EXERCISE INPUT:
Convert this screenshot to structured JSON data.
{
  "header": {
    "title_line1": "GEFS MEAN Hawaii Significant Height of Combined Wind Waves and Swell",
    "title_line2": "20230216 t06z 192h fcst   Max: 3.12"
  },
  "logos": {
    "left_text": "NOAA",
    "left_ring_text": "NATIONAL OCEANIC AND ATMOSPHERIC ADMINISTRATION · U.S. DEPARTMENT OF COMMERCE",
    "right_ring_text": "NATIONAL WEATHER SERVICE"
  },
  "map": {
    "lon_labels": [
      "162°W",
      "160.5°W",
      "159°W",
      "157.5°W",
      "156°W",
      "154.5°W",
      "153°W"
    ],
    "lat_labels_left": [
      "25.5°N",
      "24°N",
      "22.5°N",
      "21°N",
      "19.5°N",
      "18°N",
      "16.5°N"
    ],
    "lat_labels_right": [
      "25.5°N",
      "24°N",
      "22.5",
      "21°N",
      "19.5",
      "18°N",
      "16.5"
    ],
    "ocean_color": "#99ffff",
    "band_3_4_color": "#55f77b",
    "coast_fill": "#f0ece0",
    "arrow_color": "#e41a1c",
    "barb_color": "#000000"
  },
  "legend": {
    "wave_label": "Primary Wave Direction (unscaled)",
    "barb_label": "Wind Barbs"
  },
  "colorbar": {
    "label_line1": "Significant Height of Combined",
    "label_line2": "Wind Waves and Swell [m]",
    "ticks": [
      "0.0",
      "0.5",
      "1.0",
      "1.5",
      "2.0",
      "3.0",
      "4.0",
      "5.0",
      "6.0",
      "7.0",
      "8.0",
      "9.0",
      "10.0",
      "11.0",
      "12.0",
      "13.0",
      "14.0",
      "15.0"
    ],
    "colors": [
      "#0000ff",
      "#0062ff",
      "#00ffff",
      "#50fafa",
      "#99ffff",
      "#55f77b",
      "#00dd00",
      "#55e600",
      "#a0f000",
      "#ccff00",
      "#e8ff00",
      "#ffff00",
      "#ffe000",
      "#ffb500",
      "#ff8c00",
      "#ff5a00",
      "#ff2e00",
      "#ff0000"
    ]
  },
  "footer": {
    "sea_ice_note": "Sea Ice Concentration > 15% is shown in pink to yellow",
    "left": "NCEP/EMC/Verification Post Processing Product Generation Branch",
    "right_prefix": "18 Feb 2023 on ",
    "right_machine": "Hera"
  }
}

WHAT NEEDS TO BE DONE: Reproduce each line of the entries in which the word "Waves" is found.

RESPONSE:
    "title_line1": "GEFS MEAN Hawaii Significant Height of Combined Wind Waves and Swell",
    "label_line2": "Wind Waves and Swell [m]",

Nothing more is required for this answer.